Your instructions: Every line containing the word "square" needs to be found and copied.

Raw records:
-- Begin --
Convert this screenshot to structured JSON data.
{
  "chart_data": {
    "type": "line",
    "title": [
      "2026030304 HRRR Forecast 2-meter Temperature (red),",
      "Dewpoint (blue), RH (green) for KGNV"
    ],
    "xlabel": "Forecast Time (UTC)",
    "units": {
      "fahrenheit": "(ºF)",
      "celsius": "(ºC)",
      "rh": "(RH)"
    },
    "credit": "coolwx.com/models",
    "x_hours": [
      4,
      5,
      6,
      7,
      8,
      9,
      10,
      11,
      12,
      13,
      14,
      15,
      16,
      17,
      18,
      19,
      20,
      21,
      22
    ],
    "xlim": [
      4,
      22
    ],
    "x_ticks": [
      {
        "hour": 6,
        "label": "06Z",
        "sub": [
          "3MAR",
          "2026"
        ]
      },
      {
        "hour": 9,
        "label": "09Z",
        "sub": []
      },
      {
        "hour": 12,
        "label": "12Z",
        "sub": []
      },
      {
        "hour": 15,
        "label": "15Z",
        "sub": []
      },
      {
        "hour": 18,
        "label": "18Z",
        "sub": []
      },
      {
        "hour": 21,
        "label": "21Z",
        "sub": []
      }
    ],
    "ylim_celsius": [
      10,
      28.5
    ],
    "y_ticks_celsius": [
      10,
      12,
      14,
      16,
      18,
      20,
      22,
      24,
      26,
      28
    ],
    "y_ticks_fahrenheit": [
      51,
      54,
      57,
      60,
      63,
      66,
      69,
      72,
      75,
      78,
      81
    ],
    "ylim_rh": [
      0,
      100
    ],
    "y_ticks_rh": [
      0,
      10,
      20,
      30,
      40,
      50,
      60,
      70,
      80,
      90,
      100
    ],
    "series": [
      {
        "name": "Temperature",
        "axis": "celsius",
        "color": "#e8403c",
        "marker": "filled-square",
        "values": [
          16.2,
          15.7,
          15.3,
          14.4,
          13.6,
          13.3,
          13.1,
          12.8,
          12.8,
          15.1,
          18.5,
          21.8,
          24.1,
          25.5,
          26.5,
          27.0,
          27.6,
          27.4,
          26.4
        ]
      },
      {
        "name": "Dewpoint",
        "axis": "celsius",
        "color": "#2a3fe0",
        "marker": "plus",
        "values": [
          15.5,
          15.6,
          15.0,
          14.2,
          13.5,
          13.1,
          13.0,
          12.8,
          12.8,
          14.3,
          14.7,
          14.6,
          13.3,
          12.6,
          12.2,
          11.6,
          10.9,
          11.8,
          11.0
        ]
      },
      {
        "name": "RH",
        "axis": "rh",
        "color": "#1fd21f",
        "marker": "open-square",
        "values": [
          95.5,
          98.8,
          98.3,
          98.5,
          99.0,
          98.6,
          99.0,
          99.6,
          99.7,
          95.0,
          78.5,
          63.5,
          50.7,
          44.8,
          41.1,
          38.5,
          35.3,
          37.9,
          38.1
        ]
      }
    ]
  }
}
-- End --
Response to this exercise:
        "marker": "filled-square",
        "marker": "open-square",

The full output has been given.